* **TASK REQUIREMENTS**: Locate each line of the material that contains "Государственная", then return it.

● ● ● ● ● ● ●

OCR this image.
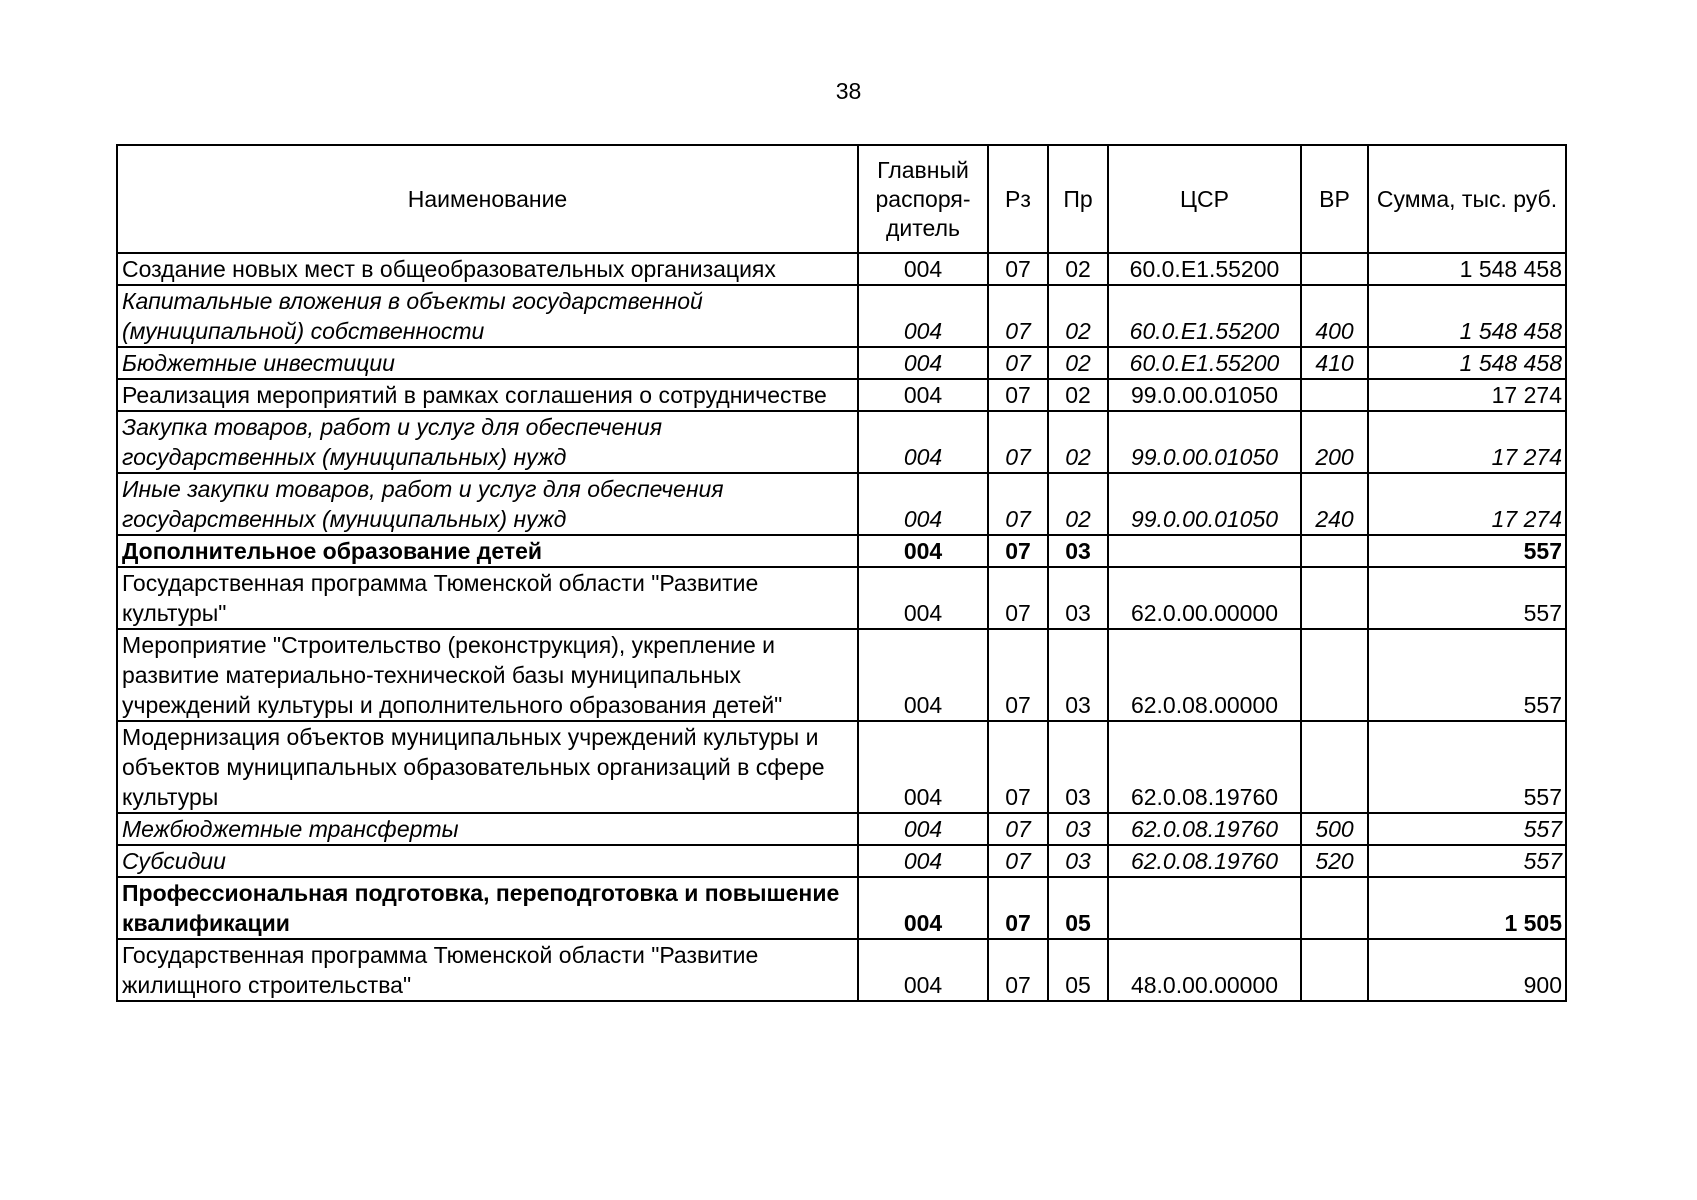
38
Наименование	Главный распоря-дитель	Рз	Пр	ЦСР	ВР	Сумма, тыс. руб.
Создание новых мест в общеобразовательных организациях	004	07	02	60.0.E1.55200		1 548 458
Капитальные вложения в объекты государственной (муниципальной) собственности	004	07	02	60.0.E1.55200	400	1 548 458
Бюджетные инвестиции	004	07	02	60.0.E1.55200	410	1 548 458
Реализация мероприятий в рамках соглашения о сотрудничестве	004	07	02	99.0.00.01050		17 274
Закупка товаров, работ и услуг для обеспечения государственных (муниципальных) нужд	004	07	02	99.0.00.01050	200	17 274
Иные закупки товаров, работ и услуг для обеспечения государственных (муниципальных) нужд	004	07	02	99.0.00.01050	240	17 274
Дополнительное образование детей	004	07	03			557
Государственная программа Тюменской области "Развитие культуры"	004	07	03	62.0.00.00000		557
Мероприятие "Строительство (реконструкция), укрепление и развитие материально-технической базы муниципальных учреждений культуры и дополнительного образования детей"	004	07	03	62.0.08.00000		557
Модернизация объектов муниципальных учреждений культуры и объектов муниципальных образовательных организаций в сфере культуры	004	07	03	62.0.08.19760		557
Межбюджетные трансферты	004	07	03	62.0.08.19760	500	557
Субсидии	004	07	03	62.0.08.19760	520	557
Профессиональная подготовка, переподготовка и повышение квалификации	004	07	05			1 505
Государственная программа Тюменской области "Развитие жилищного строительства"	004	07	05	48.0.00.00000		900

● ● ● ● ● ● ●

* **SOLUTION BELOW**:
Государственная программа Тюменской области "Развитие культуры"	004	07	03	62.0.00.00000		557
Государственная программа Тюменской области "Развитие жилищного строительства"	004	07	05	48.0.00.00000		900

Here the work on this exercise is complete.